Request » Copy the material that follows word for word and omit its pictures.

Data listing »
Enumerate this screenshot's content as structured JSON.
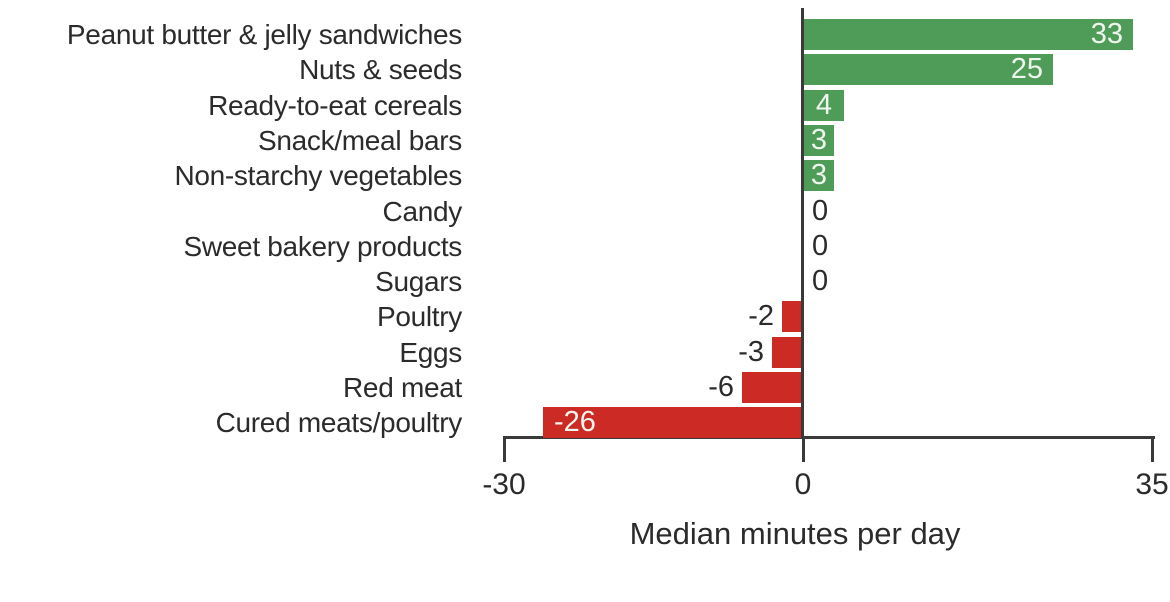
{
  "chart_data": {
    "type": "bar",
    "orientation": "horizontal",
    "title": "",
    "xlabel": "Median minutes per day",
    "ylabel": "",
    "xlim": [
      -30,
      35
    ],
    "grid": false,
    "legend": null,
    "xticks": [
      {
        "value": -30,
        "label": "-30"
      },
      {
        "value": 0,
        "label": "0"
      },
      {
        "value": 35,
        "label": "35"
      }
    ],
    "categories": [
      "Peanut butter & jelly sandwiches",
      "Nuts & seeds",
      "Ready-to-eat cereals",
      "Snack/meal bars",
      "Non-starchy vegetables",
      "Candy",
      "Sweet bakery products",
      "Sugars",
      "Poultry",
      "Eggs",
      "Red meat",
      "Cured meats/poultry"
    ],
    "values": [
      33,
      25,
      4,
      3,
      3,
      0,
      0,
      0,
      -2,
      -3,
      -6,
      -26
    ],
    "value_labels": [
      "33",
      "25",
      "4",
      "3",
      "3",
      "0",
      "0",
      "0",
      "-2",
      "-3",
      "-6",
      "-26"
    ],
    "colors": {
      "positive": "#4f9b58",
      "negative": "#cb2b24",
      "axis": "#3a3a3a",
      "label_text": "#2b2b2b",
      "value_text_inside": "#eef5ee"
    }
  }
}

The output »
Enumerate this screenshot's content as structured JSON.
{
  "chart_data": {
    "type": "bar",
    "orientation": "horizontal",
    "title": "",
    "xlabel": "Median minutes per day",
    "ylabel": "",
    "xlim": [
      -30,
      35
    ],
    "grid": false,
    "legend": null,
    "xticks": [
      {
        "value": -30,
        "label": "-30"
      },
      {
        "value": 0,
        "label": "0"
      },
      {
        "value": 35,
        "label": "35"
      }
    ],
    "categories": [
      "Peanut butter & jelly sandwiches",
      "Nuts & seeds",
      "Ready-to-eat cereals",
      "Snack/meal bars",
      "Non-starchy vegetables",
      "Candy",
      "Sweet bakery products",
      "Sugars",
      "Poultry",
      "Eggs",
      "Red meat",
      "Cured meats/poultry"
    ],
    "values": [
      33,
      25,
      4,
      3,
      3,
      0,
      0,
      0,
      -2,
      -3,
      -6,
      -26
    ],
    "value_labels": [
      "33",
      "25",
      "4",
      "3",
      "3",
      "0",
      "0",
      "0",
      "-2",
      "-3",
      "-6",
      "-26"
    ],
    "colors": {
      "positive": "#4f9b58",
      "negative": "#cb2b24",
      "axis": "#3a3a3a",
      "label_text": "#2b2b2b",
      "value_text_inside": "#eef5ee"
    }
  }
}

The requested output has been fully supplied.